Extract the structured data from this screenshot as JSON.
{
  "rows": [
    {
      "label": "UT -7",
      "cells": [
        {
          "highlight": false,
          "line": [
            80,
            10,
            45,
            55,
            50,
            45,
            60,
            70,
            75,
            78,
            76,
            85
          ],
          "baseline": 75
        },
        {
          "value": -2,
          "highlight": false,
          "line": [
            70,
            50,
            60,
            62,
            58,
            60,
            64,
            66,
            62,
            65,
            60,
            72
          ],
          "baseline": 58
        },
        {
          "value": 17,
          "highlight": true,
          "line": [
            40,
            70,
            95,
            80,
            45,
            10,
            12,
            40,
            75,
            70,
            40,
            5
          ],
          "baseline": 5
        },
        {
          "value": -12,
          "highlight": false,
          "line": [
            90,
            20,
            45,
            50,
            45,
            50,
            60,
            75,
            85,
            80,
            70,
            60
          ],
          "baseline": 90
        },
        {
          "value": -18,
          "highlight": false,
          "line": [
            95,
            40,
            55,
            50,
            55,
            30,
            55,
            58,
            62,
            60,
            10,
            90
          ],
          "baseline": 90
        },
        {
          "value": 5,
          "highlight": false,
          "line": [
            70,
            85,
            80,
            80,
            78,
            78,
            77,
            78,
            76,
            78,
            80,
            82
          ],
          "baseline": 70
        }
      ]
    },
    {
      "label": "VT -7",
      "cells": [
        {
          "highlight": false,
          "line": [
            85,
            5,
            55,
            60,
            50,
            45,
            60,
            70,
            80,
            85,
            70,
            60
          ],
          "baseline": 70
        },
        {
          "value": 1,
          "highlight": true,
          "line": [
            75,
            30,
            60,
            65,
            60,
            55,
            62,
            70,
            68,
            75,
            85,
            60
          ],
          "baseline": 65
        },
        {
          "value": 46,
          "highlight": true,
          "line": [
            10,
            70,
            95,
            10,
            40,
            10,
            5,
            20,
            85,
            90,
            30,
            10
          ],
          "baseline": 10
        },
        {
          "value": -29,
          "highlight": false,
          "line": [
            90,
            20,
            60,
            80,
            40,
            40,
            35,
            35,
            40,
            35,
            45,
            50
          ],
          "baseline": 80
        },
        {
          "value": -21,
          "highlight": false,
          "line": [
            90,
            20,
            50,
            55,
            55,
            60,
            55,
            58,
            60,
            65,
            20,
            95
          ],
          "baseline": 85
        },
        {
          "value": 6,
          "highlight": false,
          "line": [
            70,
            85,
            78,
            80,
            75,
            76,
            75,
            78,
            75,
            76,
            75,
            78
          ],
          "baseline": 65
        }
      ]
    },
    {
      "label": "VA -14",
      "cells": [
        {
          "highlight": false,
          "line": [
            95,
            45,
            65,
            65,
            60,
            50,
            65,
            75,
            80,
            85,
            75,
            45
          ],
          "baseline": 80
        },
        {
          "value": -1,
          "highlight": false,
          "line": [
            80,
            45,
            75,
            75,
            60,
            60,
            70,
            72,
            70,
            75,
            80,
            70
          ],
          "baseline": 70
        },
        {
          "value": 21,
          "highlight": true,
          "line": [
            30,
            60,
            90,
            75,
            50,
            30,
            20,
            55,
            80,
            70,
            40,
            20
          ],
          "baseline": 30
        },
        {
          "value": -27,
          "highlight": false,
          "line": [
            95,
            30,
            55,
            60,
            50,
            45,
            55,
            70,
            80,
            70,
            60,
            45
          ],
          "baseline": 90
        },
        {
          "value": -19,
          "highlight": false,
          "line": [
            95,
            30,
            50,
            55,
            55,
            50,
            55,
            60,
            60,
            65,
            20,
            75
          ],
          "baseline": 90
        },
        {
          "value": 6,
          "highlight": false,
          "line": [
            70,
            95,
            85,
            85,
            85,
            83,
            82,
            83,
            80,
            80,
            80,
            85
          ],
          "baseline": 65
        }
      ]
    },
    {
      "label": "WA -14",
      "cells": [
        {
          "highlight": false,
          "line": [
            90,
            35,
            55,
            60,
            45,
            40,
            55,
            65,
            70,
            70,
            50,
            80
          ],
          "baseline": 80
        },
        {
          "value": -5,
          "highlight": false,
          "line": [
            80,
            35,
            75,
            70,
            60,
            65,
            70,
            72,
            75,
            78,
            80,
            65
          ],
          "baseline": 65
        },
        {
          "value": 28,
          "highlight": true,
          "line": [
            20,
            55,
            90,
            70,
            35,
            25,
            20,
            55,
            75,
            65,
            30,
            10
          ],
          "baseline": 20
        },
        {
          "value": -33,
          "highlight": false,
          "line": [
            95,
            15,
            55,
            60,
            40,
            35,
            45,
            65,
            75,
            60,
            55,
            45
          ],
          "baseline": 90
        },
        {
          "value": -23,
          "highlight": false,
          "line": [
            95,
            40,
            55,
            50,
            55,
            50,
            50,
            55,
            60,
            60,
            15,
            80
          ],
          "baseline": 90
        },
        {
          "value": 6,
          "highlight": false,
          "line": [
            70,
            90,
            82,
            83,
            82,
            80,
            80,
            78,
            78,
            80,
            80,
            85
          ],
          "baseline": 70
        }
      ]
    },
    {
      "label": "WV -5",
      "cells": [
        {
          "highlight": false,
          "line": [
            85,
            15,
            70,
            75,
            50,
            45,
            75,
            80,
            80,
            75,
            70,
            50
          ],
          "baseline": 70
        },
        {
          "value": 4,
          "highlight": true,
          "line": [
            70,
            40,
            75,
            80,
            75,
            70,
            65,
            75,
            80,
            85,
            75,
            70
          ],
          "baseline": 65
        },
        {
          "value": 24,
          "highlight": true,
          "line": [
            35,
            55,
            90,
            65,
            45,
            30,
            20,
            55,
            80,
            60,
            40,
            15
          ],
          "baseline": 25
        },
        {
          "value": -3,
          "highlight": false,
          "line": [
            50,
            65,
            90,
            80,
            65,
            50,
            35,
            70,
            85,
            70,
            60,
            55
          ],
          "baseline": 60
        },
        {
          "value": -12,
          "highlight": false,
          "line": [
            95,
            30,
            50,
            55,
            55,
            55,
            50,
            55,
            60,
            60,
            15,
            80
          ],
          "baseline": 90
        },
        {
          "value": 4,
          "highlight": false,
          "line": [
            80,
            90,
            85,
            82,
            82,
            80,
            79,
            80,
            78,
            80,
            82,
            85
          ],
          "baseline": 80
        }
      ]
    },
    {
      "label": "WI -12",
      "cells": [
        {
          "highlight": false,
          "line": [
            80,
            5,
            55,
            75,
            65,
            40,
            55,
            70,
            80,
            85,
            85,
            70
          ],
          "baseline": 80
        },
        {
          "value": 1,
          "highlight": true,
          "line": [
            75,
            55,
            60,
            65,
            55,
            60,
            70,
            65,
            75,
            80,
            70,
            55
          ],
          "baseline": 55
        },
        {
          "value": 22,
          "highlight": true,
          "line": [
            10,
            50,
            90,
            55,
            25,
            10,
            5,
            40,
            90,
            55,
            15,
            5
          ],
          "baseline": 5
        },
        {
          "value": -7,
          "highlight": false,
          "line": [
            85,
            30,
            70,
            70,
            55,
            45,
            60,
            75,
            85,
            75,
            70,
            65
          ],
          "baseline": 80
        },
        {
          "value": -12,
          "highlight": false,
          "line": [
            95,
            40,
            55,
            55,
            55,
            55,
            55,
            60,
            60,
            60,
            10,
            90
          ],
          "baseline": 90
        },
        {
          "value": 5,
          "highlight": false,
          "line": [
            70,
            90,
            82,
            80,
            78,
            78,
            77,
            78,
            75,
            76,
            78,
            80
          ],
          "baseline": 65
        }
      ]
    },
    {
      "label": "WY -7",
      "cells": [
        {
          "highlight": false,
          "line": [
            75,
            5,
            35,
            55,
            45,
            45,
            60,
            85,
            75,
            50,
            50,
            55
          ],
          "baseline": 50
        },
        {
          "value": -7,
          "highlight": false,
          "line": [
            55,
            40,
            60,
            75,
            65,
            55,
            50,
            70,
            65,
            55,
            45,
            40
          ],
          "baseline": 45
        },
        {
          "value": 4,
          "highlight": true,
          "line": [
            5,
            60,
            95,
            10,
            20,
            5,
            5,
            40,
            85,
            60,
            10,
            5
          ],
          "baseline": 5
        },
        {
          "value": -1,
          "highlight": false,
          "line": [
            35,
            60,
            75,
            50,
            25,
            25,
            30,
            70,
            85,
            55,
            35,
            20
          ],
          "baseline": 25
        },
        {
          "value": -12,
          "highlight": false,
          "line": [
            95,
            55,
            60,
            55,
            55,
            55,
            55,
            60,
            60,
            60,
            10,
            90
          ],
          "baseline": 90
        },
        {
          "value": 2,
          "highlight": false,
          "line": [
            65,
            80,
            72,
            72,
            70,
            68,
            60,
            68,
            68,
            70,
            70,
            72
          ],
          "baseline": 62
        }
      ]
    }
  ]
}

▸ What the task asks
Report how many lines include the word "label". Give nothing but the number.

▸ Result for this exercise
7